> Exercise task
Rewrite every row below, replacing each occurrence of "verse-line" with "poem-verse" and leaving everything else as it is. Omit the pictures from your answer.

## begin Given entries

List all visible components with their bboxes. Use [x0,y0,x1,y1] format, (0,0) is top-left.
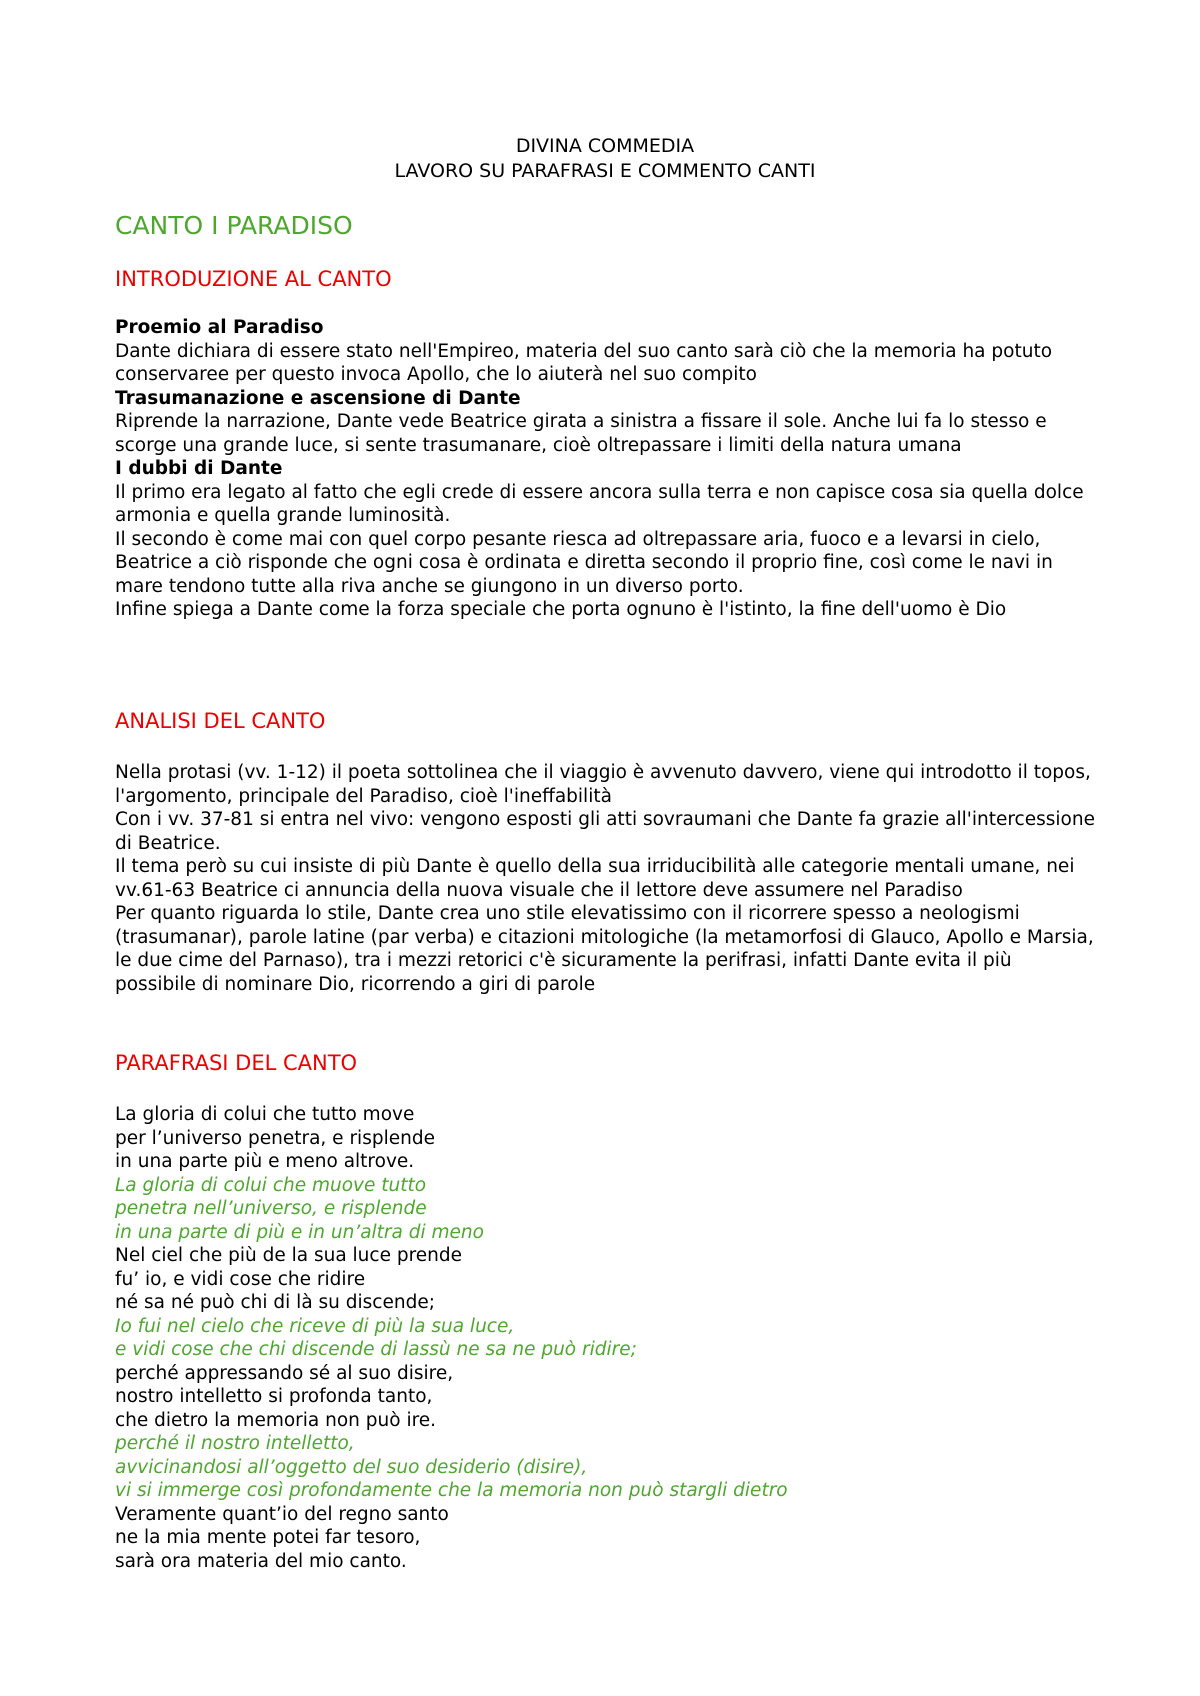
proemio-subheading: Proemio al Paradiso [115,317,324,338]
parafrasi-heading: PARAFRASI DEL CANTO [115,1051,358,1075]
document-title-line-1: DIVINA COMMEDIA [515,135,695,157]
analisi-paragraph-2: Con i vv. 37-81 si entra nel vivo: vengono esposti gli atti sovraumani che Dante fa grazie all'intercessione di Beatrice. [115,809,1095,854]
verse-line: Nel ciel che più de la sua luce prende [115,1245,463,1266]
verse-line: sarà ora materia del mio canto. [115,1550,407,1572]
paraphrase-line: in una parte di più e in un’altra di meno [115,1221,484,1243]
paraphrase-line: perché il nostro intelletto, [115,1433,355,1454]
verse-line: fu’ io, e vidi cose che ridire [115,1268,366,1290]
verse-line: né sa né può chi di là su discende; [115,1292,435,1313]
verse-line: che dietro la memoria non può ire. [115,1409,437,1431]
analisi-heading: ANALISI DEL CANTO [115,709,326,733]
verse-line: Veramente quant’io del regno santo [115,1503,449,1525]
parafrasi-body [115,1103,1095,1573]
analisi-paragraph-4: Per quanto riguarda lo stile, Dante crea uno stile elevatissimo con il ricorrere spesso a neologismi (trasumanar), parole latine (par verba) e citazioni mitologiche (la metamorfosi di Glauco, Apollo e Marsia, le due cime del Parnaso), tra i mezzi retorici c'è sicuramente la perifrasi, infatti Dante evita il più possibile di nominare Dio, ricorrendo a giri di parole [115,903,1094,995]
verse-line: La gloria di colui che tutto move [115,1104,415,1125]
analisi-paragraph-3: Il tema però su cui insiste di più Dante è quello della sua irriducibilità alle categorie mentali umane, nei vv.61-63 Beatrice ci annuncia della nuova visuale che il lettore deve assumere nel Paradiso [115,856,1075,901]
paraphrase-line: La gloria di colui che muove tutto [115,1174,427,1196]
dubbi-paragraph-3: Infine spiega a Dante come la forza speciale che porta ognuno è l'istinto, la fine dell'uomo è Dio [115,599,1007,620]
paraphrase-line: avvicinandosi all’oggetto del suo desiderio (disire), [115,1456,588,1478]
dubbi-paragraph-2: Il secondo è come mai con quel corpo pesante riesca ad oltrepassare aria, fuoco e a levarsi in cielo, Beatrice a ciò risponde che ogni cosa è ordinata e diretta secondo il proprio fine, così come le navi in mare tendono tutte alla riva anche se giungono in un diverso porto. [115,528,1053,597]
dubbi-subheading: I dubbi di Dante [115,458,283,479]
trasumanazione-subheading: Trasumanazione e ascensione di Dante [115,387,521,409]
verse-line: ne la mia mente potei far tesoro, [115,1527,421,1548]
verse-line: nostro intelletto si profonda tanto, [115,1386,433,1407]
introduzione-body [115,316,1095,622]
paraphrase-line: e vidi cose che chi discende di lassù ne sa ne può ridire; [115,1339,637,1360]
introduzione-heading: INTRODUZIONE AL CANTO [115,267,392,291]
analisi-body [115,761,1095,996]
analisi-paragraph-1: Nella protasi (vv. 1-12) il poeta sottolinea che il viaggio è avvenuto davvero, viene qui introdotto il topos, l'argomento, principale del Paradiso, cioè l'ineffabilità [115,762,1091,807]
paraphrase-line: vi si immerge così profondamente che la memoria non può stargli dietro [115,1480,788,1501]
document-title-line-2: LAVORO SU PARAFRASI E COMMENTO CANTI [394,160,816,182]
verse-line: perché appressando sé al suo disire, [115,1362,454,1384]
proemio-paragraph: Dante dichiara di essere stato nell'Empireo, materia del suo canto sarà ciò che la memoria ha potuto conservaree per questo invoca Apollo, che lo aiuterà nel suo compito [115,340,1053,385]
paraphrase-line: Io fui nel cielo che riceve di più la sua luce, [115,1315,515,1337]
trasumanazione-paragraph: Riprende la narrazione, Dante vede Beatrice girata a sinistra a fissare il sole. Anche lui fa lo stesso e scorge una grande luce, si sente trasumanare, cioè oltrepassare i limiti della natura umana [115,411,1047,456]
canto-heading: CANTO I PARADISO [115,211,353,240]
verse-line: in una parte più e meno altrove. [115,1151,415,1172]
verse-line: per l’universo penetra, e risplende [115,1127,435,1149]
paraphrase-line: penetra nell’universo, e risplende [115,1198,427,1219]
dubbi-paragraph-1: Il primo era legato al fatto che egli crede di essere ancora sulla terra e non capisce cosa sia quella dolce armonia e quella grande luminosità. [115,481,1084,526]
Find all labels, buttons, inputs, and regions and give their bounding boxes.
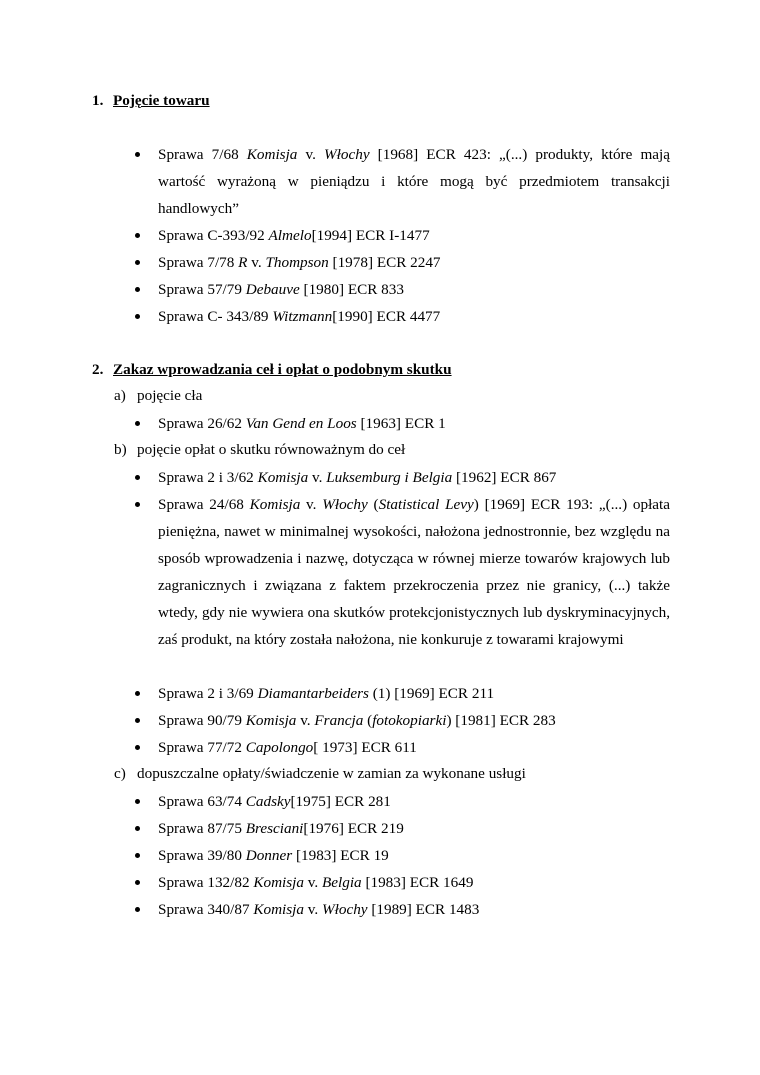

## end Given entries

> The response
List all visible components with their bboxes. Use [x0,y0,x1,y1] format, (0,0) is top-left.
proemio-subheading: Proemio al Paradiso [115,317,324,338]
parafrasi-heading: PARAFRASI DEL CANTO [115,1051,358,1075]
document-title-line-1: DIVINA COMMEDIA [515,135,695,157]
analisi-paragraph-2: Con i vv. 37-81 si entra nel vivo: vengono esposti gli atti sovraumani che Dante fa grazie all'intercessione di Beatrice. [115,809,1095,854]
poem-verse: Nel ciel che più de la sua luce prende [115,1245,463,1266]
poem-verse: sarà ora materia del mio canto. [115,1550,407,1572]
paraphrase-line: in una parte di più e in un’altra di meno [115,1221,484,1243]
paraphrase-line: perché il nostro intelletto, [115,1433,355,1454]
poem-verse: fu’ io, e vidi cose che ridire [115,1268,366,1290]
poem-verse: né sa né può chi di là su discende; [115,1292,435,1313]
poem-verse: che dietro la memoria non può ire. [115,1409,437,1431]
analisi-heading: ANALISI DEL CANTO [115,709,326,733]
poem-verse: Veramente quant’io del regno santo [115,1503,449,1525]
parafrasi-body [115,1103,1095,1573]
analisi-paragraph-4: Per quanto riguarda lo stile, Dante crea uno stile elevatissimo con il ricorrere spesso a neologismi (trasumanar), parole latine (par verba) e citazioni mitologiche (la metamorfosi di Glauco, Apollo e Marsia, le due cime del Parnaso), tra i mezzi retorici c'è sicuramente la perifrasi, infatti Dante evita il più possibile di nominare Dio, ricorrendo a giri di parole [115,903,1094,995]
poem-verse: La gloria di colui che tutto move [115,1104,415,1125]
analisi-paragraph-3: Il tema però su cui insiste di più Dante è quello della sua irriducibilità alle categorie mentali umane, nei vv.61-63 Beatrice ci annuncia della nuova visuale che il lettore deve assumere nel Paradiso [115,856,1075,901]
paraphrase-line: La gloria di colui che muove tutto [115,1174,427,1196]
dubbi-paragraph-3: Infine spiega a Dante come la forza speciale che porta ognuno è l'istinto, la fine dell'uomo è Dio [115,599,1007,620]
paraphrase-line: avvicinandosi all’oggetto del suo desiderio (disire), [115,1456,588,1478]
dubbi-paragraph-2: Il secondo è come mai con quel corpo pesante riesca ad oltrepassare aria, fuoco e a levarsi in cielo, Beatrice a ciò risponde che ogni cosa è ordinata e diretta secondo il proprio fine, così come le navi in mare tendono tutte alla riva anche se giungono in un diverso porto. [115,528,1053,597]
dubbi-subheading: I dubbi di Dante [115,458,283,479]
trasumanazione-subheading: Trasumanazione e ascensione di Dante [115,387,521,409]
poem-verse: ne la mia mente potei far tesoro, [115,1527,421,1548]
poem-verse: nostro intelletto si profonda tanto, [115,1386,433,1407]
introduzione-body [115,316,1095,622]
paraphrase-line: e vidi cose che chi discende di lassù ne sa ne può ridire; [115,1339,637,1360]
introduzione-heading: INTRODUZIONE AL CANTO [115,267,392,291]
analisi-body [115,761,1095,996]
analisi-paragraph-1: Nella protasi (vv. 1-12) il poeta sottolinea che il viaggio è avvenuto davvero, viene qui introdotto il topos, l'argomento, principale del Paradiso, cioè l'ineffabilità [115,762,1091,807]
paraphrase-line: vi si immerge così profondamente che la memoria non può stargli dietro [115,1480,788,1501]
document-title-line-2: LAVORO SU PARAFRASI E COMMENTO CANTI [394,160,816,182]
poem-verse: perché appressando sé al suo disire, [115,1362,454,1384]
proemio-paragraph: Dante dichiara di essere stato nell'Empireo, materia del suo canto sarà ciò che la memoria ha potuto conservaree per questo invoca Apollo, che lo aiuterà nel suo compito [115,340,1053,385]
paraphrase-line: Io fui nel cielo che riceve di più la sua luce, [115,1315,515,1337]
trasumanazione-paragraph: Riprende la narrazione, Dante vede Beatrice girata a sinistra a fissare il sole. Anche lui fa lo stesso e scorge una grande luce, si sente trasumanare, cioè oltrepassare i limiti della natura umana [115,411,1047,456]
canto-heading: CANTO I PARADISO [115,211,353,240]
poem-verse: in una parte più e meno altrove. [115,1151,415,1172]
poem-verse: per l’universo penetra, e risplende [115,1127,435,1149]
paraphrase-line: penetra nell’universo, e risplende [115,1198,427,1219]
dubbi-paragraph-1: Il primo era legato al fatto che egli crede di essere ancora sulla terra e non capisce cosa sia quella dolce armonia e quella grande luminosità. [115,481,1084,526]
Find all labels, buttons, inputs, and regions and give their bounding boxes.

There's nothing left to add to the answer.